[Records from a collection of figures]

• • • • • • •

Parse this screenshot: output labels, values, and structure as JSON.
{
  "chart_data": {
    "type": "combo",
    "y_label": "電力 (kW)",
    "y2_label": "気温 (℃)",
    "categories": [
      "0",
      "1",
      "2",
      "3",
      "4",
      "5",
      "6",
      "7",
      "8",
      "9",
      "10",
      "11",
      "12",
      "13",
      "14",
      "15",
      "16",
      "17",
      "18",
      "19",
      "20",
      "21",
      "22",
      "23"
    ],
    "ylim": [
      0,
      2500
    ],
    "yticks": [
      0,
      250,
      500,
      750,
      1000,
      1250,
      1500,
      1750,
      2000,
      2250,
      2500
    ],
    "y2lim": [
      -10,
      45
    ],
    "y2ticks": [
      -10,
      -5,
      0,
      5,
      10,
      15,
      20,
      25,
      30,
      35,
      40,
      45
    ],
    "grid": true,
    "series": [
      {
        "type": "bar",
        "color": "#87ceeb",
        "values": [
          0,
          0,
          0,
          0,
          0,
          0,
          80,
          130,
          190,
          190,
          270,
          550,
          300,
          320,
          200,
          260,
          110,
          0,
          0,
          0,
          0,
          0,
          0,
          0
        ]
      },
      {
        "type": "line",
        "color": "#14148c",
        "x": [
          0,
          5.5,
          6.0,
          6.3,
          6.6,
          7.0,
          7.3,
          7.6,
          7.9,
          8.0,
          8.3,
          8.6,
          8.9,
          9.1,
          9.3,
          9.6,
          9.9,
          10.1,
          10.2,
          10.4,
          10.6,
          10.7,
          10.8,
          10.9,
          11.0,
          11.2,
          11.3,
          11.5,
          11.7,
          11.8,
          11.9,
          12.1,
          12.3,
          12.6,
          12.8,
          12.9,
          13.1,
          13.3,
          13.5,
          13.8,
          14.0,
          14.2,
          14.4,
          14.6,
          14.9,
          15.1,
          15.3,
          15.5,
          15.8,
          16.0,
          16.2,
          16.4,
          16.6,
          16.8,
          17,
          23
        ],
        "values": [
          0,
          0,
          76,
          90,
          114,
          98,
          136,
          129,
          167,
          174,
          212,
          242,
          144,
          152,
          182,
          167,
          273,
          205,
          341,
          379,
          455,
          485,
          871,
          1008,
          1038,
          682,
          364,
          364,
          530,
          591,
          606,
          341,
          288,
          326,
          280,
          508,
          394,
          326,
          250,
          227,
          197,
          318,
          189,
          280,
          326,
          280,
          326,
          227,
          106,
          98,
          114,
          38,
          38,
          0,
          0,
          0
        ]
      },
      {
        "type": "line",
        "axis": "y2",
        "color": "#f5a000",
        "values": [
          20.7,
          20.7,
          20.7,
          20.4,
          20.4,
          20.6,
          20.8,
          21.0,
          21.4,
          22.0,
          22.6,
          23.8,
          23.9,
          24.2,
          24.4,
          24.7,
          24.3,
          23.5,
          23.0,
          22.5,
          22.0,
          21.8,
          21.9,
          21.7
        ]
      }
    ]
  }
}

• • • • • • •

Each line above must be reproduced exactly as it stands.

Result of this task
Parse this screenshot: output labels, values, and structure as JSON.
{
  "chart_data": {
    "type": "combo",
    "y_label": "電力 (kW)",
    "y2_label": "気温 (℃)",
    "categories": [
      "0",
      "1",
      "2",
      "3",
      "4",
      "5",
      "6",
      "7",
      "8",
      "9",
      "10",
      "11",
      "12",
      "13",
      "14",
      "15",
      "16",
      "17",
      "18",
      "19",
      "20",
      "21",
      "22",
      "23"
    ],
    "ylim": [
      0,
      2500
    ],
    "yticks": [
      0,
      250,
      500,
      750,
      1000,
      1250,
      1500,
      1750,
      2000,
      2250,
      2500
    ],
    "y2lim": [
      -10,
      45
    ],
    "y2ticks": [
      -10,
      -5,
      0,
      5,
      10,
      15,
      20,
      25,
      30,
      35,
      40,
      45
    ],
    "grid": true,
    "series": [
      {
        "type": "bar",
        "color": "#87ceeb",
        "values": [
          0,
          0,
          0,
          0,
          0,
          0,
          80,
          130,
          190,
          190,
          270,
          550,
          300,
          320,
          200,
          260,
          110,
          0,
          0,
          0,
          0,
          0,
          0,
          0
        ]
      },
      {
        "type": "line",
        "color": "#14148c",
        "x": [
          0,
          5.5,
          6.0,
          6.3,
          6.6,
          7.0,
          7.3,
          7.6,
          7.9,
          8.0,
          8.3,
          8.6,
          8.9,
          9.1,
          9.3,
          9.6,
          9.9,
          10.1,
          10.2,
          10.4,
          10.6,
          10.7,
          10.8,
          10.9,
          11.0,
          11.2,
          11.3,
          11.5,
          11.7,
          11.8,
          11.9,
          12.1,
          12.3,
          12.6,
          12.8,
          12.9,
          13.1,
          13.3,
          13.5,
          13.8,
          14.0,
          14.2,
          14.4,
          14.6,
          14.9,
          15.1,
          15.3,
          15.5,
          15.8,
          16.0,
          16.2,
          16.4,
          16.6,
          16.8,
          17,
          23
        ],
        "values": [
          0,
          0,
          76,
          90,
          114,
          98,
          136,
          129,
          167,
          174,
          212,
          242,
          144,
          152,
          182,
          167,
          273,
          205,
          341,
          379,
          455,
          485,
          871,
          1008,
          1038,
          682,
          364,
          364,
          530,
          591,
          606,
          341,
          288,
          326,
          280,
          508,
          394,
          326,
          250,
          227,
          197,
          318,
          189,
          280,
          326,
          280,
          326,
          227,
          106,
          98,
          114,
          38,
          38,
          0,
          0,
          0
        ]
      },
      {
        "type": "line",
        "axis": "y2",
        "color": "#f5a000",
        "values": [
          20.7,
          20.7,
          20.7,
          20.4,
          20.4,
          20.6,
          20.8,
          21.0,
          21.4,
          22.0,
          22.6,
          23.8,
          23.9,
          24.2,
          24.4,
          24.7,
          24.3,
          23.5,
          23.0,
          22.5,
          22.0,
          21.8,
          21.9,
          21.7
        ]
      }
    ]
  }
}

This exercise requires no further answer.